┌─ Entries

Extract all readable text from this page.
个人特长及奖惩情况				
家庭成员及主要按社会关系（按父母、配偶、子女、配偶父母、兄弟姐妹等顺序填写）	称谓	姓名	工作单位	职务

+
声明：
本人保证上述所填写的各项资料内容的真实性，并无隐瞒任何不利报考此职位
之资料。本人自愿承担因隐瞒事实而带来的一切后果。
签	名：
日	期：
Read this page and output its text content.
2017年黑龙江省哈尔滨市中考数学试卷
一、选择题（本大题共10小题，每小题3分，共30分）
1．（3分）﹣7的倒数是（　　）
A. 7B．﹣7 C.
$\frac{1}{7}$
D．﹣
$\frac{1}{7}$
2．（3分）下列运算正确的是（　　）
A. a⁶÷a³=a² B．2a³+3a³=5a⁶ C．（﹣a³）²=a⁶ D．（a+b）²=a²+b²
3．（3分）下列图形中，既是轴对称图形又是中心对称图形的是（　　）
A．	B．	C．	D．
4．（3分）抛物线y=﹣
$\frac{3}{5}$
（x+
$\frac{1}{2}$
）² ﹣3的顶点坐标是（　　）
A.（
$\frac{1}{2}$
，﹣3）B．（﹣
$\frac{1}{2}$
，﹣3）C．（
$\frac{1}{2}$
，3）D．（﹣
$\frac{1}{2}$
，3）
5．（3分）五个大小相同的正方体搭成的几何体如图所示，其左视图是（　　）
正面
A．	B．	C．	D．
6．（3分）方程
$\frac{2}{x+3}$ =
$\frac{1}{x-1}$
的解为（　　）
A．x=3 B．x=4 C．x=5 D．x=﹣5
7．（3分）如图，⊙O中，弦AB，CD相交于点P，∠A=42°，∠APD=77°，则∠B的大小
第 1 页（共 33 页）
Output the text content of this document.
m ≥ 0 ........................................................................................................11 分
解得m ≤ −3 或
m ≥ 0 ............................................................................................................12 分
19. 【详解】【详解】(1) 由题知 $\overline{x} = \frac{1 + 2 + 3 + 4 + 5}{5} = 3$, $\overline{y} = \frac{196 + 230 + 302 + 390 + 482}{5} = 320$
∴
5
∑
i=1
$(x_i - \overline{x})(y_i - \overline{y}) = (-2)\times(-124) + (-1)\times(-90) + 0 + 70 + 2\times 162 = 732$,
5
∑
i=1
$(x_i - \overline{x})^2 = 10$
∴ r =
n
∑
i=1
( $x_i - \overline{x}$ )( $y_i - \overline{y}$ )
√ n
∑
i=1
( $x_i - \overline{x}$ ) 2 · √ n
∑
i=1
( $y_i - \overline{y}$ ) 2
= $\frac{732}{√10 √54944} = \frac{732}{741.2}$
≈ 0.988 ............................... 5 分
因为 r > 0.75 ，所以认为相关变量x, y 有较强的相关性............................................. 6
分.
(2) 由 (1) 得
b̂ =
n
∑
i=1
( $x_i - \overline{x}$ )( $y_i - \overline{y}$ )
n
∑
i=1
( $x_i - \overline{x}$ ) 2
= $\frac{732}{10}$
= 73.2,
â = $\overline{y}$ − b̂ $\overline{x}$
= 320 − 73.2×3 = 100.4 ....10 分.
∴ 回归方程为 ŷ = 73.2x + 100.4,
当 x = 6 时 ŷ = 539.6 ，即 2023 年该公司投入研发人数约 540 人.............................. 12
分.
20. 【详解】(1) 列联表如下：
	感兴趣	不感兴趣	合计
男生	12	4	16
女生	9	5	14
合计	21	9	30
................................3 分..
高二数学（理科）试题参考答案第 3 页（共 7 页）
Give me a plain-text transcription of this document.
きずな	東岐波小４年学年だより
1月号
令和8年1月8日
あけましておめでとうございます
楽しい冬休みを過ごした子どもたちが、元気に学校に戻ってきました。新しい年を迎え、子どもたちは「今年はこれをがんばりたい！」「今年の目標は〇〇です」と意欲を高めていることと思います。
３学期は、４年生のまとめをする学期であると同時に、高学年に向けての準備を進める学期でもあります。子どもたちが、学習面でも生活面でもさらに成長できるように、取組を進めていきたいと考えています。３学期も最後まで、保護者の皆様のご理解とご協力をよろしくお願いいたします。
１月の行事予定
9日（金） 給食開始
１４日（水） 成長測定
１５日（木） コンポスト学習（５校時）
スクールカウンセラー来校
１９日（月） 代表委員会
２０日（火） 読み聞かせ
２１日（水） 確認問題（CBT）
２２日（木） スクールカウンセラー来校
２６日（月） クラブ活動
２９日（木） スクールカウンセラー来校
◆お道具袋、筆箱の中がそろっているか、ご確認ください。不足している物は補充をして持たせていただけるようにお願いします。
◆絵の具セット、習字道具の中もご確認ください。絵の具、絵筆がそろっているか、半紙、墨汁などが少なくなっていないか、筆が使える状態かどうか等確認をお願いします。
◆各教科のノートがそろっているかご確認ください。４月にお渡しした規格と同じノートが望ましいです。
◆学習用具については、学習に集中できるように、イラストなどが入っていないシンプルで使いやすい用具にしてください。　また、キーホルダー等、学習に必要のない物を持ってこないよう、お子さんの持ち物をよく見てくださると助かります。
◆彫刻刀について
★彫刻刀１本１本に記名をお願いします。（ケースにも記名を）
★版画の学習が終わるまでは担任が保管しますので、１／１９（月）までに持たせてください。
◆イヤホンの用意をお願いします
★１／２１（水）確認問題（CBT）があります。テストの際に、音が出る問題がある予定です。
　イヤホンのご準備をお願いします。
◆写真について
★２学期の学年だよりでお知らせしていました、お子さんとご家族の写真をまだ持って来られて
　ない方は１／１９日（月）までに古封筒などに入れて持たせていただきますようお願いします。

└─

Your instructions:
From the records above, pick out and copy each line holding the word "確認問題".

Response to this task:
２１日（水） 確認問題（CBT）
★１／２１（水）確認問題（CBT）があります。テストの際に、音が出る問題がある予定です。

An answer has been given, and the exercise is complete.